** begin **
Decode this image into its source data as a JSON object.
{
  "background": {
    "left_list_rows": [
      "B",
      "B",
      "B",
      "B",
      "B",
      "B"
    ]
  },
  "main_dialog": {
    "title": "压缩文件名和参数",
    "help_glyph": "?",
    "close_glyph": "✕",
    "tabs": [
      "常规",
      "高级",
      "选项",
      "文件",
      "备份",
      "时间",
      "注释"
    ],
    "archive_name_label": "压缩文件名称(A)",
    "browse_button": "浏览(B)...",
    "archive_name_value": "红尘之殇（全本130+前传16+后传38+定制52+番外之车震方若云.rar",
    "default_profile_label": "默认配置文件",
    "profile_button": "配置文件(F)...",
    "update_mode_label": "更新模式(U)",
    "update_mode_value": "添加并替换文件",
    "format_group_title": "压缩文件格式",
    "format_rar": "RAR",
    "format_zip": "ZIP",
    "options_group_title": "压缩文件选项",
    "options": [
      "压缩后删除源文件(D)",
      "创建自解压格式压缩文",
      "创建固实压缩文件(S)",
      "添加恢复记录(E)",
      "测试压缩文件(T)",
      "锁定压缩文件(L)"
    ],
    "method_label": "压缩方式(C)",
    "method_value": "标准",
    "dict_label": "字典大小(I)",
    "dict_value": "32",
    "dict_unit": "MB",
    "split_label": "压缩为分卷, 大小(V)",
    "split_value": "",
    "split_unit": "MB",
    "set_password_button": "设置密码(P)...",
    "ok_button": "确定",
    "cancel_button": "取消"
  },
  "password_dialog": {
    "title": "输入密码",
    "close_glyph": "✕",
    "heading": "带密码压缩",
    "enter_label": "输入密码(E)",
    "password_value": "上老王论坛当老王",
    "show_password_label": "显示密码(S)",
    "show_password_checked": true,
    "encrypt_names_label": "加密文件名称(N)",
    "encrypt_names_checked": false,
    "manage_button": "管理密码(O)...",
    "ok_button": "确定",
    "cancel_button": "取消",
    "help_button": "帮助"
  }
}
** end **
Output all of the material, please, exactly as it stands.

Decode this image into its source data as a JSON object.
{
  "background": {
    "left_list_rows": [
      "B",
      "B",
      "B",
      "B",
      "B",
      "B"
    ]
  },
  "main_dialog": {
    "title": "压缩文件名和参数",
    "help_glyph": "?",
    "close_glyph": "✕",
    "tabs": [
      "常规",
      "高级",
      "选项",
      "文件",
      "备份",
      "时间",
      "注释"
    ],
    "archive_name_label": "压缩文件名称(A)",
    "browse_button": "浏览(B)...",
    "archive_name_value": "红尘之殇（全本130+前传16+后传38+定制52+番外之车震方若云.rar",
    "default_profile_label": "默认配置文件",
    "profile_button": "配置文件(F)...",
    "update_mode_label": "更新模式(U)",
    "update_mode_value": "添加并替换文件",
    "format_group_title": "压缩文件格式",
    "format_rar": "RAR",
    "format_zip": "ZIP",
    "options_group_title": "压缩文件选项",
    "options": [
      "压缩后删除源文件(D)",
      "创建自解压格式压缩文",
      "创建固实压缩文件(S)",
      "添加恢复记录(E)",
      "测试压缩文件(T)",
      "锁定压缩文件(L)"
    ],
    "method_label": "压缩方式(C)",
    "method_value": "标准",
    "dict_label": "字典大小(I)",
    "dict_value": "32",
    "dict_unit": "MB",
    "split_label": "压缩为分卷, 大小(V)",
    "split_value": "",
    "split_unit": "MB",
    "set_password_button": "设置密码(P)...",
    "ok_button": "确定",
    "cancel_button": "取消"
  },
  "password_dialog": {
    "title": "输入密码",
    "close_glyph": "✕",
    "heading": "带密码压缩",
    "enter_label": "输入密码(E)",
    "password_value": "上老王论坛当老王",
    "show_password_label": "显示密码(S)",
    "show_password_checked": true,
    "encrypt_names_label": "加密文件名称(N)",
    "encrypt_names_checked": false,
    "manage_button": "管理密码(O)...",
    "ok_button": "确定",
    "cancel_button": "取消",
    "help_button": "帮助"
  }
}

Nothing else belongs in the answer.